#### DATA SECTION
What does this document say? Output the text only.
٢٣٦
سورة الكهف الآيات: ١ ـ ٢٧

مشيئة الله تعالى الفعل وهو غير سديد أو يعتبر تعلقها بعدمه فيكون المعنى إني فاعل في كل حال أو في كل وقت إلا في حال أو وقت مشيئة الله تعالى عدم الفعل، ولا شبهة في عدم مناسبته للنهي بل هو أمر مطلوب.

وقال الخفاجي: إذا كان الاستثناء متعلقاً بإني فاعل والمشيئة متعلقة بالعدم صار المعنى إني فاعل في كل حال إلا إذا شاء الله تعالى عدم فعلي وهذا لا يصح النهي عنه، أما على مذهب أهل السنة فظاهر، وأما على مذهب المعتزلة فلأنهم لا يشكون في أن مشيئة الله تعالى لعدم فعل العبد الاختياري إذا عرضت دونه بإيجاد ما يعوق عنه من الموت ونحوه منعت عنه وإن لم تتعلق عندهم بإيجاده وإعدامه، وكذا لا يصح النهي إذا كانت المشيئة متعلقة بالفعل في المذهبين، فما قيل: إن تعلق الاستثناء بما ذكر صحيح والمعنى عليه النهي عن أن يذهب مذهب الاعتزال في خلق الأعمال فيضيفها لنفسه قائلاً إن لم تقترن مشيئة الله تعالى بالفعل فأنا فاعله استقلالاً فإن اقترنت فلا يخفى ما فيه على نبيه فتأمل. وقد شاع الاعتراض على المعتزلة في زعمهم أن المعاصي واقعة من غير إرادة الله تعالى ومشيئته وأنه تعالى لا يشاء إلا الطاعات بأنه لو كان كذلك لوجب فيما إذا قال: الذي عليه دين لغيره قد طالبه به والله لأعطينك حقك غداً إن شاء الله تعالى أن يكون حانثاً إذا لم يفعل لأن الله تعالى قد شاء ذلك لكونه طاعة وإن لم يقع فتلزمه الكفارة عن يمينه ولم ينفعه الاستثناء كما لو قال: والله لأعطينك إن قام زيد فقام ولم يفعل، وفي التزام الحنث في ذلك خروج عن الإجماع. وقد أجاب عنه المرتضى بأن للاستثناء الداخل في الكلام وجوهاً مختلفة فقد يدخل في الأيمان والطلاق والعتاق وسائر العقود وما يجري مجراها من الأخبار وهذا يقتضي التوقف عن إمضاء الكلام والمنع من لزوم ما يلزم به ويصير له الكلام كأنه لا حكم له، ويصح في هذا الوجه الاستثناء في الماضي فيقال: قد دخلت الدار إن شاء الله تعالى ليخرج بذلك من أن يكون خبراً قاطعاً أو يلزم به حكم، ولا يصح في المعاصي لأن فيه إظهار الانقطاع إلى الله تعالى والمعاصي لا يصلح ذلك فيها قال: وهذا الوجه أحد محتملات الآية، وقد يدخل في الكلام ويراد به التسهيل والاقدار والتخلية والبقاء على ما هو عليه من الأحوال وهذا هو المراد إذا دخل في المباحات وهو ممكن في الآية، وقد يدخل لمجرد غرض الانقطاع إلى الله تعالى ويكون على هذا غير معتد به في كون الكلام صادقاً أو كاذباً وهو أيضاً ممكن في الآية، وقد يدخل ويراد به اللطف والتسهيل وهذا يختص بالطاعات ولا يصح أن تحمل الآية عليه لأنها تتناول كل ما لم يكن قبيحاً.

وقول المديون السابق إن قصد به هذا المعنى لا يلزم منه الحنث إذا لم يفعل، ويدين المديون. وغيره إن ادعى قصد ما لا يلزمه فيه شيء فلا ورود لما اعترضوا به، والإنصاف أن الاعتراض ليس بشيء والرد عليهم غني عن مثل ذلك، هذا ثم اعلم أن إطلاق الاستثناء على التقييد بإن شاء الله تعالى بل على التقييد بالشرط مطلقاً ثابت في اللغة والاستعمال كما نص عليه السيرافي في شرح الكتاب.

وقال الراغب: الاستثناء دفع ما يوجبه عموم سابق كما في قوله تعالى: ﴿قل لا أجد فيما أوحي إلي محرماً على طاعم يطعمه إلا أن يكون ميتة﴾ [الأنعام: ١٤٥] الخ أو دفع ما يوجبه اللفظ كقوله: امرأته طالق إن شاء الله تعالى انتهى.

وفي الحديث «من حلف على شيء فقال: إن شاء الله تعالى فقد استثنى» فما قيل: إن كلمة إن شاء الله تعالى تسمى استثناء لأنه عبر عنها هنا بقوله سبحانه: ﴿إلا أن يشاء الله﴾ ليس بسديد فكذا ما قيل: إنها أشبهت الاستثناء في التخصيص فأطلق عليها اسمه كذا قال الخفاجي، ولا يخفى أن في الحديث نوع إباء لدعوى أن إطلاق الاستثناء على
########
▸ PROBLEM
Return the number of lines that include the word "إطلاق", and nothing else.

▸ TASK RESULT
2